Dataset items
::::

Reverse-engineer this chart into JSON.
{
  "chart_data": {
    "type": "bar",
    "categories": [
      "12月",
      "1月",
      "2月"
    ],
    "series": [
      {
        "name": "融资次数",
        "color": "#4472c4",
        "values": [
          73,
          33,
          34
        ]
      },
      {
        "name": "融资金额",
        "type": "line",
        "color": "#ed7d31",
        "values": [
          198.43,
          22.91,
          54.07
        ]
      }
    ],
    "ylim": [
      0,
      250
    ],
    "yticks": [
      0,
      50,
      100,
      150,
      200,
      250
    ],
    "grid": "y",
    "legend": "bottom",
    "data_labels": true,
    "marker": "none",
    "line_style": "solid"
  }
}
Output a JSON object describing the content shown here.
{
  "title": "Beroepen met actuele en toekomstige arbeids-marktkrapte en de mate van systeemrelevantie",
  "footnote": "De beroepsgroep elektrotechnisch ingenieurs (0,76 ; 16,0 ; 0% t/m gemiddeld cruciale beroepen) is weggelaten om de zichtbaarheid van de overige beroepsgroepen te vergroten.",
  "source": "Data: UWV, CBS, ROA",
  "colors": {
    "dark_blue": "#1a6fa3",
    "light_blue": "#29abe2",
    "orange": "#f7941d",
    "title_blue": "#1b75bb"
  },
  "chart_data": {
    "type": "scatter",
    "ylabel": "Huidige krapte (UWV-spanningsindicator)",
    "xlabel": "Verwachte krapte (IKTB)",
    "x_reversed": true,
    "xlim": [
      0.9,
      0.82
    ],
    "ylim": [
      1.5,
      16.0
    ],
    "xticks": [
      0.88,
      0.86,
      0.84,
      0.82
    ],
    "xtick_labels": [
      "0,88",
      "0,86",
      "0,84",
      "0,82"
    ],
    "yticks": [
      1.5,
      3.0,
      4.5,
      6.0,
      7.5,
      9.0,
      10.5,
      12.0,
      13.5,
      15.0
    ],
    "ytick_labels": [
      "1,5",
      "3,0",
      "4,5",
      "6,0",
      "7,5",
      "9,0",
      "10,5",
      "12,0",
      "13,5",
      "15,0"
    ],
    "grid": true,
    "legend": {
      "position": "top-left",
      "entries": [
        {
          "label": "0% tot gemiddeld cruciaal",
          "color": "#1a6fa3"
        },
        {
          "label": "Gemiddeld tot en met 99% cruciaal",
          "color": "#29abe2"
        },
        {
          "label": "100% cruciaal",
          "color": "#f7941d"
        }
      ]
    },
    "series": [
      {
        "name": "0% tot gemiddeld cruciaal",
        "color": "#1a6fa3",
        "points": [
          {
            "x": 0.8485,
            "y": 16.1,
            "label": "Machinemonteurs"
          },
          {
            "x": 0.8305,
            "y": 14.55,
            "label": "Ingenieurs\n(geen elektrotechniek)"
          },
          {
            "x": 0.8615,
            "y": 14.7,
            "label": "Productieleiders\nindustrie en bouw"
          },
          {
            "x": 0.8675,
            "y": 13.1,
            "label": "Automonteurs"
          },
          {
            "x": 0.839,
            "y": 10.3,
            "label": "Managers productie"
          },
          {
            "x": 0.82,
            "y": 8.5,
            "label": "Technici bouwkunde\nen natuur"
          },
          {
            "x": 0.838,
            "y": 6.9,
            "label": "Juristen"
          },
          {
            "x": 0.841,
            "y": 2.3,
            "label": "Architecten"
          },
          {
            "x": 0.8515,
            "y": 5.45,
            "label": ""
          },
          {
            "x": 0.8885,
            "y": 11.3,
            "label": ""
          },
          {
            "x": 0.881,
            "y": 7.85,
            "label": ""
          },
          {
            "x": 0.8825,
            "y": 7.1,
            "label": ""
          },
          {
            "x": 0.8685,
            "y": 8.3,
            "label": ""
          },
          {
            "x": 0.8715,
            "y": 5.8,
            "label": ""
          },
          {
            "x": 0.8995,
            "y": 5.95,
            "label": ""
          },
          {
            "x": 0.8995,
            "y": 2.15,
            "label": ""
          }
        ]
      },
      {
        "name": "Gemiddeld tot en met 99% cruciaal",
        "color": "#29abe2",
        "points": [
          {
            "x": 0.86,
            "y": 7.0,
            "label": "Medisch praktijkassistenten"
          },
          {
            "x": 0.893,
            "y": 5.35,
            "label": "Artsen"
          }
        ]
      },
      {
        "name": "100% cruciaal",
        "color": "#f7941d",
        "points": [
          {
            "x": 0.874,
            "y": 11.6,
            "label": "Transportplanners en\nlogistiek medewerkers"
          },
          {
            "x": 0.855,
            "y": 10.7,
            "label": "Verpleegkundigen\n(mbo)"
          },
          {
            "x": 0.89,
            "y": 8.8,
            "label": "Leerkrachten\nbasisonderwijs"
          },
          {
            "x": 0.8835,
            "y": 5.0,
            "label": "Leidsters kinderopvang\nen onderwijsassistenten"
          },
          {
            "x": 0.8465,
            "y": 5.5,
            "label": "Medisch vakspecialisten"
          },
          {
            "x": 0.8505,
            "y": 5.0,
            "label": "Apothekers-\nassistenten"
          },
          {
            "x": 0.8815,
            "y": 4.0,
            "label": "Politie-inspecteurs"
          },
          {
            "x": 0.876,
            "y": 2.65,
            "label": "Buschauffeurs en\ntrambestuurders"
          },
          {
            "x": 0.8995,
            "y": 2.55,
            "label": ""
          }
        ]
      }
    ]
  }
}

::::

Write out the entries above once more, without altering anything.

• **RESULT OF THE TASK**:
Reverse-engineer this chart into JSON.
{
  "chart_data": {
    "type": "bar",
    "categories": [
      "12月",
      "1月",
      "2月"
    ],
    "series": [
      {
        "name": "融资次数",
        "color": "#4472c4",
        "values": [
          73,
          33,
          34
        ]
      },
      {
        "name": "融资金额",
        "type": "line",
        "color": "#ed7d31",
        "values": [
          198.43,
          22.91,
          54.07
        ]
      }
    ],
    "ylim": [
      0,
      250
    ],
    "yticks": [
      0,
      50,
      100,
      150,
      200,
      250
    ],
    "grid": "y",
    "legend": "bottom",
    "data_labels": true,
    "marker": "none",
    "line_style": "solid"
  }
}
Output a JSON object describing the content shown here.
{
  "title": "Beroepen met actuele en toekomstige arbeids-marktkrapte en de mate van systeemrelevantie",
  "footnote": "De beroepsgroep elektrotechnisch ingenieurs (0,76 ; 16,0 ; 0% t/m gemiddeld cruciale beroepen) is weggelaten om de zichtbaarheid van de overige beroepsgroepen te vergroten.",
  "source": "Data: UWV, CBS, ROA",
  "colors": {
    "dark_blue": "#1a6fa3",
    "light_blue": "#29abe2",
    "orange": "#f7941d",
    "title_blue": "#1b75bb"
  },
  "chart_data": {
    "type": "scatter",
    "ylabel": "Huidige krapte (UWV-spanningsindicator)",
    "xlabel": "Verwachte krapte (IKTB)",
    "x_reversed": true,
    "xlim": [
      0.9,
      0.82
    ],
    "ylim": [
      1.5,
      16.0
    ],
    "xticks": [
      0.88,
      0.86,
      0.84,
      0.82
    ],
    "xtick_labels": [
      "0,88",
      "0,86",
      "0,84",
      "0,82"
    ],
    "yticks": [
      1.5,
      3.0,
      4.5,
      6.0,
      7.5,
      9.0,
      10.5,
      12.0,
      13.5,
      15.0
    ],
    "ytick_labels": [
      "1,5",
      "3,0",
      "4,5",
      "6,0",
      "7,5",
      "9,0",
      "10,5",
      "12,0",
      "13,5",
      "15,0"
    ],
    "grid": true,
    "legend": {
      "position": "top-left",
      "entries": [
        {
          "label": "0% tot gemiddeld cruciaal",
          "color": "#1a6fa3"
        },
        {
          "label": "Gemiddeld tot en met 99% cruciaal",
          "color": "#29abe2"
        },
        {
          "label": "100% cruciaal",
          "color": "#f7941d"
        }
      ]
    },
    "series": [
      {
        "name": "0% tot gemiddeld cruciaal",
        "color": "#1a6fa3",
        "points": [
          {
            "x": 0.8485,
            "y": 16.1,
            "label": "Machinemonteurs"
          },
          {
            "x": 0.8305,
            "y": 14.55,
            "label": "Ingenieurs\n(geen elektrotechniek)"
          },
          {
            "x": 0.8615,
            "y": 14.7,
            "label": "Productieleiders\nindustrie en bouw"
          },
          {
            "x": 0.8675,
            "y": 13.1,
            "label": "Automonteurs"
          },
          {
            "x": 0.839,
            "y": 10.3,
            "label": "Managers productie"
          },
          {
            "x": 0.82,
            "y": 8.5,
            "label": "Technici bouwkunde\nen natuur"
          },
          {
            "x": 0.838,
            "y": 6.9,
            "label": "Juristen"
          },
          {
            "x": 0.841,
            "y": 2.3,
            "label": "Architecten"
          },
          {
            "x": 0.8515,
            "y": 5.45,
            "label": ""
          },
          {
            "x": 0.8885,
            "y": 11.3,
            "label": ""
          },
          {
            "x": 0.881,
            "y": 7.85,
            "label": ""
          },
          {
            "x": 0.8825,
            "y": 7.1,
            "label": ""
          },
          {
            "x": 0.8685,
            "y": 8.3,
            "label": ""
          },
          {
            "x": 0.8715,
            "y": 5.8,
            "label": ""
          },
          {
            "x": 0.8995,
            "y": 5.95,
            "label": ""
          },
          {
            "x": 0.8995,
            "y": 2.15,
            "label": ""
          }
        ]
      },
      {
        "name": "Gemiddeld tot en met 99% cruciaal",
        "color": "#29abe2",
        "points": [
          {
            "x": 0.86,
            "y": 7.0,
            "label": "Medisch praktijkassistenten"
          },
          {
            "x": 0.893,
            "y": 5.35,
            "label": "Artsen"
          }
        ]
      },
      {
        "name": "100% cruciaal",
        "color": "#f7941d",
        "points": [
          {
            "x": 0.874,
            "y": 11.6,
            "label": "Transportplanners en\nlogistiek medewerkers"
          },
          {
            "x": 0.855,
            "y": 10.7,
            "label": "Verpleegkundigen\n(mbo)"
          },
          {
            "x": 0.89,
            "y": 8.8,
            "label": "Leerkrachten\nbasisonderwijs"
          },
          {
            "x": 0.8835,
            "y": 5.0,
            "label": "Leidsters kinderopvang\nen onderwijsassistenten"
          },
          {
            "x": 0.8465,
            "y": 5.5,
            "label": "Medisch vakspecialisten"
          },
          {
            "x": 0.8505,
            "y": 5.0,
            "label": "Apothekers-\nassistenten"
          },
          {
            "x": 0.8815,
            "y": 4.0,
            "label": "Politie-inspecteurs"
          },
          {
            "x": 0.876,
            "y": 2.65,
            "label": "Buschauffeurs en\ntrambestuurders"
          },
          {
            "x": 0.8995,
            "y": 2.55,
            "label": ""
          }
        ]
      }
    ]
  }
}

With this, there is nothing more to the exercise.